• Exercise: Quote all lines below exactly. Images stay out.

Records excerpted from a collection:
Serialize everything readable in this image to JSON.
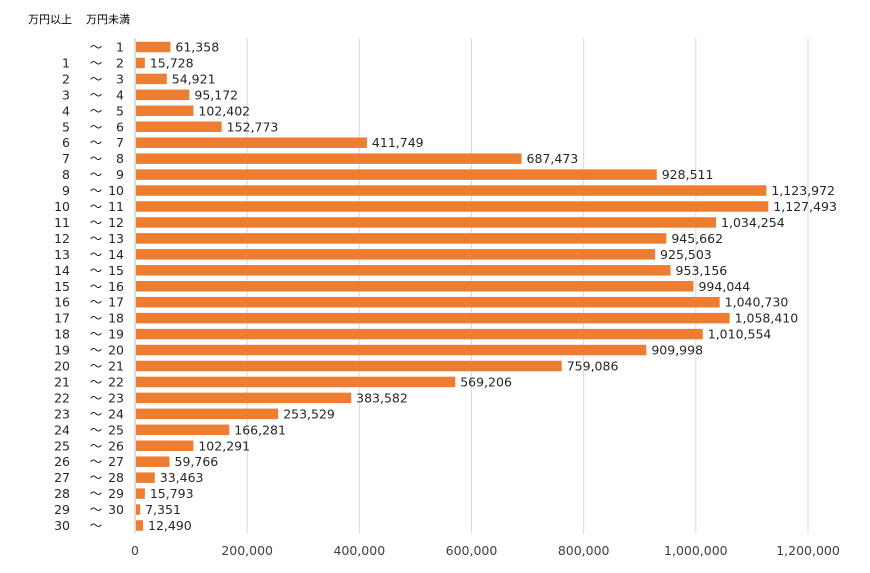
{
  "chart_data": {
    "type": "bar",
    "orientation": "horizontal",
    "header_left": "万円以上",
    "header_right": "万円未満",
    "range_separator": "～",
    "categories": [
      {
        "from": "",
        "to": "1"
      },
      {
        "from": "1",
        "to": "2"
      },
      {
        "from": "2",
        "to": "3"
      },
      {
        "from": "3",
        "to": "4"
      },
      {
        "from": "4",
        "to": "5"
      },
      {
        "from": "5",
        "to": "6"
      },
      {
        "from": "6",
        "to": "7"
      },
      {
        "from": "7",
        "to": "8"
      },
      {
        "from": "8",
        "to": "9"
      },
      {
        "from": "9",
        "to": "10"
      },
      {
        "from": "10",
        "to": "11"
      },
      {
        "from": "11",
        "to": "12"
      },
      {
        "from": "12",
        "to": "13"
      },
      {
        "from": "13",
        "to": "14"
      },
      {
        "from": "14",
        "to": "15"
      },
      {
        "from": "15",
        "to": "16"
      },
      {
        "from": "16",
        "to": "17"
      },
      {
        "from": "17",
        "to": "18"
      },
      {
        "from": "18",
        "to": "19"
      },
      {
        "from": "19",
        "to": "20"
      },
      {
        "from": "20",
        "to": "21"
      },
      {
        "from": "21",
        "to": "22"
      },
      {
        "from": "22",
        "to": "23"
      },
      {
        "from": "23",
        "to": "24"
      },
      {
        "from": "24",
        "to": "25"
      },
      {
        "from": "25",
        "to": "26"
      },
      {
        "from": "26",
        "to": "27"
      },
      {
        "from": "27",
        "to": "28"
      },
      {
        "from": "28",
        "to": "29"
      },
      {
        "from": "29",
        "to": "30"
      },
      {
        "from": "30",
        "to": ""
      }
    ],
    "values": [
      61358,
      15728,
      54921,
      95172,
      102402,
      152773,
      411749,
      687473,
      928511,
      1123972,
      1127493,
      1034254,
      945662,
      925503,
      953156,
      994044,
      1040730,
      1058410,
      1010554,
      909998,
      759086,
      569206,
      383582,
      253529,
      166281,
      102291,
      59766,
      33463,
      15793,
      7351,
      12490
    ],
    "value_labels": [
      "61,358",
      "15,728",
      "54,921",
      "95,172",
      "102,402",
      "152,773",
      "411,749",
      "687,473",
      "928,511",
      "1,123,972",
      "1,127,493",
      "1,034,254",
      "945,662",
      "925,503",
      "953,156",
      "994,044",
      "1,040,730",
      "1,058,410",
      "1,010,554",
      "909,998",
      "759,086",
      "569,206",
      "383,582",
      "253,529",
      "166,281",
      "102,291",
      "59,766",
      "33,463",
      "15,793",
      "7,351",
      "12,490"
    ],
    "xlim": [
      0,
      1200000
    ],
    "xticks": [
      0,
      200000,
      400000,
      600000,
      800000,
      1000000,
      1200000
    ],
    "xtick_labels": [
      "0",
      "200,000",
      "400,000",
      "600,000",
      "800,000",
      "1,000,000",
      "1,200,000"
    ],
    "grid": true,
    "bar_color": "#ED7D31",
    "grid_color": "#D9D9D9"
  }
}
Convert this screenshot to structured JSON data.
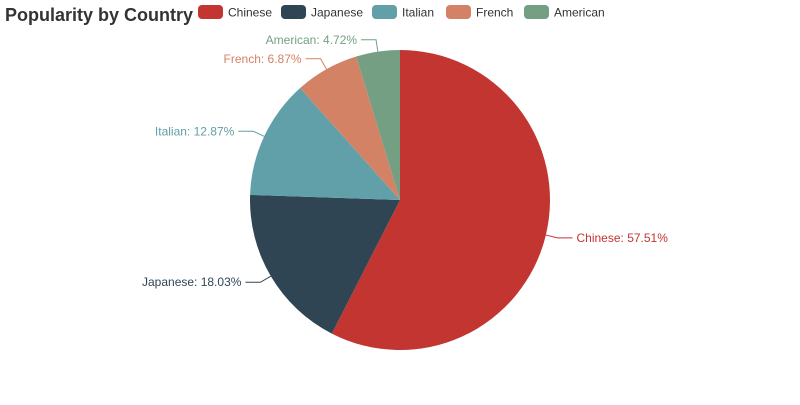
{
  "chart_data": {
    "type": "pie",
    "title": "Popularity by Country",
    "legend_position": "top",
    "slices": [
      {
        "name": "Chinese",
        "value": 57.51,
        "label": "Chinese: 57.51%",
        "color": "#c23531"
      },
      {
        "name": "Japanese",
        "value": 18.03,
        "label": "Japanese: 18.03%",
        "color": "#2f4554"
      },
      {
        "name": "Italian",
        "value": 12.87,
        "label": "Italian: 12.87%",
        "color": "#61a0a8"
      },
      {
        "name": "French",
        "value": 6.87,
        "label": "French: 6.87%",
        "color": "#d48265"
      },
      {
        "name": "American",
        "value": 4.72,
        "label": "American: 4.72%",
        "color": "#749f83"
      }
    ]
  }
}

• Expected answer:
Serialize everything readable in this image to JSON.
{
  "chart_data": {
    "type": "bar",
    "orientation": "horizontal",
    "header_left": "万円以上",
    "header_right": "万円未満",
    "range_separator": "～",
    "categories": [
      {
        "from": "",
        "to": "1"
      },
      {
        "from": "1",
        "to": "2"
      },
      {
        "from": "2",
        "to": "3"
      },
      {
        "from": "3",
        "to": "4"
      },
      {
        "from": "4",
        "to": "5"
      },
      {
        "from": "5",
        "to": "6"
      },
      {
        "from": "6",
        "to": "7"
      },
      {
        "from": "7",
        "to": "8"
      },
      {
        "from": "8",
        "to": "9"
      },
      {
        "from": "9",
        "to": "10"
      },
      {
        "from": "10",
        "to": "11"
      },
      {
        "from": "11",
        "to": "12"
      },
      {
        "from": "12",
        "to": "13"
      },
      {
        "from": "13",
        "to": "14"
      },
      {
        "from": "14",
        "to": "15"
      },
      {
        "from": "15",
        "to": "16"
      },
      {
        "from": "16",
        "to": "17"
      },
      {
        "from": "17",
        "to": "18"
      },
      {
        "from": "18",
        "to": "19"
      },
      {
        "from": "19",
        "to": "20"
      },
      {
        "from": "20",
        "to": "21"
      },
      {
        "from": "21",
        "to": "22"
      },
      {
        "from": "22",
        "to": "23"
      },
      {
        "from": "23",
        "to": "24"
      },
      {
        "from": "24",
        "to": "25"
      },
      {
        "from": "25",
        "to": "26"
      },
      {
        "from": "26",
        "to": "27"
      },
      {
        "from": "27",
        "to": "28"
      },
      {
        "from": "28",
        "to": "29"
      },
      {
        "from": "29",
        "to": "30"
      },
      {
        "from": "30",
        "to": ""
      }
    ],
    "values": [
      61358,
      15728,
      54921,
      95172,
      102402,
      152773,
      411749,
      687473,
      928511,
      1123972,
      1127493,
      1034254,
      945662,
      925503,
      953156,
      994044,
      1040730,
      1058410,
      1010554,
      909998,
      759086,
      569206,
      383582,
      253529,
      166281,
      102291,
      59766,
      33463,
      15793,
      7351,
      12490
    ],
    "value_labels": [
      "61,358",
      "15,728",
      "54,921",
      "95,172",
      "102,402",
      "152,773",
      "411,749",
      "687,473",
      "928,511",
      "1,123,972",
      "1,127,493",
      "1,034,254",
      "945,662",
      "925,503",
      "953,156",
      "994,044",
      "1,040,730",
      "1,058,410",
      "1,010,554",
      "909,998",
      "759,086",
      "569,206",
      "383,582",
      "253,529",
      "166,281",
      "102,291",
      "59,766",
      "33,463",
      "15,793",
      "7,351",
      "12,490"
    ],
    "xlim": [
      0,
      1200000
    ],
    "xticks": [
      0,
      200000,
      400000,
      600000,
      800000,
      1000000,
      1200000
    ],
    "xtick_labels": [
      "0",
      "200,000",
      "400,000",
      "600,000",
      "800,000",
      "1,000,000",
      "1,200,000"
    ],
    "grid": true,
    "bar_color": "#ED7D31",
    "grid_color": "#D9D9D9"
  }
}
Convert this screenshot to structured JSON data.
{
  "chart_data": {
    "type": "pie",
    "title": "Popularity by Country",
    "legend_position": "top",
    "slices": [
      {
        "name": "Chinese",
        "value": 57.51,
        "label": "Chinese: 57.51%",
        "color": "#c23531"
      },
      {
        "name": "Japanese",
        "value": 18.03,
        "label": "Japanese: 18.03%",
        "color": "#2f4554"
      },
      {
        "name": "Italian",
        "value": 12.87,
        "label": "Italian: 12.87%",
        "color": "#61a0a8"
      },
      {
        "name": "French",
        "value": 6.87,
        "label": "French: 6.87%",
        "color": "#d48265"
      },
      {
        "name": "American",
        "value": 4.72,
        "label": "American: 4.72%",
        "color": "#749f83"
      }
    ]
  }
}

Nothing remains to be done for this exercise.